*WHAT IS BEING ASKED*
Repeat every line below exactly, word for word.

*DATA EXCERPTS*
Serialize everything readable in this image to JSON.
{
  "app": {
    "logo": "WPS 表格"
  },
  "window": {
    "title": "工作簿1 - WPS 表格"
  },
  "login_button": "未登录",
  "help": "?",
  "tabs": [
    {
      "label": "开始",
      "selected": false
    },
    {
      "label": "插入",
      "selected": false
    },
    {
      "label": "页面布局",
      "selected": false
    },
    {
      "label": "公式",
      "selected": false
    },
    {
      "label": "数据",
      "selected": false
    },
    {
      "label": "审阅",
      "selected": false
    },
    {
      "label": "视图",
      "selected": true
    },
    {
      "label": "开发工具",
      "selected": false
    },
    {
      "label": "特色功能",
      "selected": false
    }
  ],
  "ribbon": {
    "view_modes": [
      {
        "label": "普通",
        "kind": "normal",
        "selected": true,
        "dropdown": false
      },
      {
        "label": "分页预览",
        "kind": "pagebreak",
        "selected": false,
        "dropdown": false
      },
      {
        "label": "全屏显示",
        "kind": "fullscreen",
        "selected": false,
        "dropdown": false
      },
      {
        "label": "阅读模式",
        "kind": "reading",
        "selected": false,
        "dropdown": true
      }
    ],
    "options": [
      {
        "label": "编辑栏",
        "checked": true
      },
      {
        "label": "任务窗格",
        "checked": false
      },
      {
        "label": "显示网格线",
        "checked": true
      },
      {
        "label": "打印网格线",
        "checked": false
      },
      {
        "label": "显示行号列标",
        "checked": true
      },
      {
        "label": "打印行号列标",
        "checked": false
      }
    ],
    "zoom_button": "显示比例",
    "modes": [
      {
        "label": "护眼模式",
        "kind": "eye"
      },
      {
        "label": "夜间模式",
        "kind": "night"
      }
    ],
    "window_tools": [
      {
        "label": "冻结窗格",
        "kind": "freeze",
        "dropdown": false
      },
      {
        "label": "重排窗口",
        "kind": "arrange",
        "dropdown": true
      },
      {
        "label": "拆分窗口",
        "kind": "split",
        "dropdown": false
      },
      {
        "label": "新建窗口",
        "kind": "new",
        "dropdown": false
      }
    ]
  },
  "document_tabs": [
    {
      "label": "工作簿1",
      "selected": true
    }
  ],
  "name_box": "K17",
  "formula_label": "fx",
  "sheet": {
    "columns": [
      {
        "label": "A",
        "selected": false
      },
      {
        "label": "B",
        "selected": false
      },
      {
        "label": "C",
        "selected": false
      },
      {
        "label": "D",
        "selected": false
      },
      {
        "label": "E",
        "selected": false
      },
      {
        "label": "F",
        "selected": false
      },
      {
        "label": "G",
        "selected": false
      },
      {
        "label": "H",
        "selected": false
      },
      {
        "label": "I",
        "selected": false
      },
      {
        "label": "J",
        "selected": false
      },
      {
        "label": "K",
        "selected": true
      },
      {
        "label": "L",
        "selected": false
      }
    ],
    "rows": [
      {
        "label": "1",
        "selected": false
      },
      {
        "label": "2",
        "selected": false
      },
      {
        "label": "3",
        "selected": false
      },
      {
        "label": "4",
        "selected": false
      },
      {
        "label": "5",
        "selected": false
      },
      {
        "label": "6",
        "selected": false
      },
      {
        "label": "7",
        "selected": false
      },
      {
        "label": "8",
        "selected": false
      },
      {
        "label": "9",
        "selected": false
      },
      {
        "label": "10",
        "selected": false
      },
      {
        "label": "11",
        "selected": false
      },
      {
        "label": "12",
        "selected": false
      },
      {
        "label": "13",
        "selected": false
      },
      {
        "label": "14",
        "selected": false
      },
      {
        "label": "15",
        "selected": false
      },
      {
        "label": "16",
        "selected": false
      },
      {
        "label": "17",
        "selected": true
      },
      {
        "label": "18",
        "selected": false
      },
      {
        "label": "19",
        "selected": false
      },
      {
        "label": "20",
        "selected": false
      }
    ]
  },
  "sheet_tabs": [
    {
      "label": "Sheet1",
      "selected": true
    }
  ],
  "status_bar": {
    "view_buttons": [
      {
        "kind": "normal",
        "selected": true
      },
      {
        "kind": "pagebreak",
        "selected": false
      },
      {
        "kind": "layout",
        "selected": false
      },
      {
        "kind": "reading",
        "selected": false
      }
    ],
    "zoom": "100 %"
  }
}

*WORKED ANSWER*
Serialize everything readable in this image to JSON.
{
  "app": {
    "logo": "WPS 表格"
  },
  "window": {
    "title": "工作簿1 - WPS 表格"
  },
  "login_button": "未登录",
  "help": "?",
  "tabs": [
    {
      "label": "开始",
      "selected": false
    },
    {
      "label": "插入",
      "selected": false
    },
    {
      "label": "页面布局",
      "selected": false
    },
    {
      "label": "公式",
      "selected": false
    },
    {
      "label": "数据",
      "selected": false
    },
    {
      "label": "审阅",
      "selected": false
    },
    {
      "label": "视图",
      "selected": true
    },
    {
      "label": "开发工具",
      "selected": false
    },
    {
      "label": "特色功能",
      "selected": false
    }
  ],
  "ribbon": {
    "view_modes": [
      {
        "label": "普通",
        "kind": "normal",
        "selected": true,
        "dropdown": false
      },
      {
        "label": "分页预览",
        "kind": "pagebreak",
        "selected": false,
        "dropdown": false
      },
      {
        "label": "全屏显示",
        "kind": "fullscreen",
        "selected": false,
        "dropdown": false
      },
      {
        "label": "阅读模式",
        "kind": "reading",
        "selected": false,
        "dropdown": true
      }
    ],
    "options": [
      {
        "label": "编辑栏",
        "checked": true
      },
      {
        "label": "任务窗格",
        "checked": false
      },
      {
        "label": "显示网格线",
        "checked": true
      },
      {
        "label": "打印网格线",
        "checked": false
      },
      {
        "label": "显示行号列标",
        "checked": true
      },
      {
        "label": "打印行号列标",
        "checked": false
      }
    ],
    "zoom_button": "显示比例",
    "modes": [
      {
        "label": "护眼模式",
        "kind": "eye"
      },
      {
        "label": "夜间模式",
        "kind": "night"
      }
    ],
    "window_tools": [
      {
        "label": "冻结窗格",
        "kind": "freeze",
        "dropdown": false
      },
      {
        "label": "重排窗口",
        "kind": "arrange",
        "dropdown": true
      },
      {
        "label": "拆分窗口",
        "kind": "split",
        "dropdown": false
      },
      {
        "label": "新建窗口",
        "kind": "new",
        "dropdown": false
      }
    ]
  },
  "document_tabs": [
    {
      "label": "工作簿1",
      "selected": true
    }
  ],
  "name_box": "K17",
  "formula_label": "fx",
  "sheet": {
    "columns": [
      {
        "label": "A",
        "selected": false
      },
      {
        "label": "B",
        "selected": false
      },
      {
        "label": "C",
        "selected": false
      },
      {
        "label": "D",
        "selected": false
      },
      {
        "label": "E",
        "selected": false
      },
      {
        "label": "F",
        "selected": false
      },
      {
        "label": "G",
        "selected": false
      },
      {
        "label": "H",
        "selected": false
      },
      {
        "label": "I",
        "selected": false
      },
      {
        "label": "J",
        "selected": false
      },
      {
        "label": "K",
        "selected": true
      },
      {
        "label": "L",
        "selected": false
      }
    ],
    "rows": [
      {
        "label": "1",
        "selected": false
      },
      {
        "label": "2",
        "selected": false
      },
      {
        "label": "3",
        "selected": false
      },
      {
        "label": "4",
        "selected": false
      },
      {
        "label": "5",
        "selected": false
      },
      {
        "label": "6",
        "selected": false
      },
      {
        "label": "7",
        "selected": false
      },
      {
        "label": "8",
        "selected": false
      },
      {
        "label": "9",
        "selected": false
      },
      {
        "label": "10",
        "selected": false
      },
      {
        "label": "11",
        "selected": false
      },
      {
        "label": "12",
        "selected": false
      },
      {
        "label": "13",
        "selected": false
      },
      {
        "label": "14",
        "selected": false
      },
      {
        "label": "15",
        "selected": false
      },
      {
        "label": "16",
        "selected": false
      },
      {
        "label": "17",
        "selected": true
      },
      {
        "label": "18",
        "selected": false
      },
      {
        "label": "19",
        "selected": false
      },
      {
        "label": "20",
        "selected": false
      }
    ]
  },
  "sheet_tabs": [
    {
      "label": "Sheet1",
      "selected": true
    }
  ],
  "status_bar": {
    "view_buttons": [
      {
        "kind": "normal",
        "selected": true
      },
      {
        "kind": "pagebreak",
        "selected": false
      },
      {
        "kind": "layout",
        "selected": false
      },
      {
        "kind": "reading",
        "selected": false
      }
    ],
    "zoom": "100 %"
  }
}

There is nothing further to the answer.